## Problem
State how many lines of the entries include the string "name", please, leaving out everything but the number.

[Entries with figure data]
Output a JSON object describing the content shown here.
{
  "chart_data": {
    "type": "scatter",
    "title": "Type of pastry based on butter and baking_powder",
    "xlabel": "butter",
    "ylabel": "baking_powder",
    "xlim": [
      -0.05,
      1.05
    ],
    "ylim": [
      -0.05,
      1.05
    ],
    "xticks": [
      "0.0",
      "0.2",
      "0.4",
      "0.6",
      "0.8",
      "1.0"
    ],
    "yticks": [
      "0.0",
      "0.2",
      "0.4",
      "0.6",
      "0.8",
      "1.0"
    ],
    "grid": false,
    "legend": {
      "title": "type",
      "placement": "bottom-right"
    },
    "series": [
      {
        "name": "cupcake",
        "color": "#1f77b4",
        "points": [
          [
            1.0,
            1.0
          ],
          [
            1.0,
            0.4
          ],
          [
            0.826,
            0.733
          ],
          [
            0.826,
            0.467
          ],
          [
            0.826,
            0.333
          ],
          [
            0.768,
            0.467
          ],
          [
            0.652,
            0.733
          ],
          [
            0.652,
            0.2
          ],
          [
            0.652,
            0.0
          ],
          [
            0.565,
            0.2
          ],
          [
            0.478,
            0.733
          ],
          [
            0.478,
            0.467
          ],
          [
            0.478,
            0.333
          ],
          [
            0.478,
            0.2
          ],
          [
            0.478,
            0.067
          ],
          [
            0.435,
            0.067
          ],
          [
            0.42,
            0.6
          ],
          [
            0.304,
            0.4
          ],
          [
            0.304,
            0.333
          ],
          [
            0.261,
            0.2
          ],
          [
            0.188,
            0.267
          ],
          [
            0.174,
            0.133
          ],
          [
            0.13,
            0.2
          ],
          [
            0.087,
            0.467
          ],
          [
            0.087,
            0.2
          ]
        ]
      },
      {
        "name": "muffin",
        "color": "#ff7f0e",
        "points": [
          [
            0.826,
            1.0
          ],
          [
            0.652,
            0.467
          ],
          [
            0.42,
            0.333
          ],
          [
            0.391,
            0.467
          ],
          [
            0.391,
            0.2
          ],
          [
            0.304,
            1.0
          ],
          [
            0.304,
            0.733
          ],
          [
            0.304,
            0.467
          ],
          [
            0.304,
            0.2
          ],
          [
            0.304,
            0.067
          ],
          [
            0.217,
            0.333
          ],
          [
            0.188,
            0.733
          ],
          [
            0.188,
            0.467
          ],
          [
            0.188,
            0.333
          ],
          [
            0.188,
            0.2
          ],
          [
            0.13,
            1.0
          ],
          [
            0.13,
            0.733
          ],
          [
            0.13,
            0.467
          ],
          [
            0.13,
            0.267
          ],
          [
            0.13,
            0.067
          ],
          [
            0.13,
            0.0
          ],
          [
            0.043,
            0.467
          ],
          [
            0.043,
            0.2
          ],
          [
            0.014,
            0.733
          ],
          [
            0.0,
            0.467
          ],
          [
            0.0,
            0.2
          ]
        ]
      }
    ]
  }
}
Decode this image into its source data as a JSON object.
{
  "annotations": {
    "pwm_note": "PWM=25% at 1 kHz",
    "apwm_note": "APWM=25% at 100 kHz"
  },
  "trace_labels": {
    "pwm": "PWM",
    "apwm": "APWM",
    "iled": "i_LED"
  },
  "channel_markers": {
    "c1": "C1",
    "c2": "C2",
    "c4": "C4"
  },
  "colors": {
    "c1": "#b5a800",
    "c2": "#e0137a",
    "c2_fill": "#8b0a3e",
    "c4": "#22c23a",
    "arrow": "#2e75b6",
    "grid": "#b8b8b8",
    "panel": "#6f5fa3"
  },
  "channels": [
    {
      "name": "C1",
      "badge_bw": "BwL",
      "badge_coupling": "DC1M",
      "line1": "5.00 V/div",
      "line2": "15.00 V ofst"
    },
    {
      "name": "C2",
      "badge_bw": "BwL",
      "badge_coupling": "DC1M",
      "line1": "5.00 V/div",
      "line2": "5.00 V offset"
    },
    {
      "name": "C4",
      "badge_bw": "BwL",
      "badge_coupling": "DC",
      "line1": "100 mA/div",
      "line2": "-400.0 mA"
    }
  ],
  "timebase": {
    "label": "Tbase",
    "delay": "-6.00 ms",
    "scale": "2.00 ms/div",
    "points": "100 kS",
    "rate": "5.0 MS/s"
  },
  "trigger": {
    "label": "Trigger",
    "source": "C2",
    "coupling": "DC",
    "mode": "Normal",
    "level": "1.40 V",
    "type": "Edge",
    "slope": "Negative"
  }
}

## Task solution
5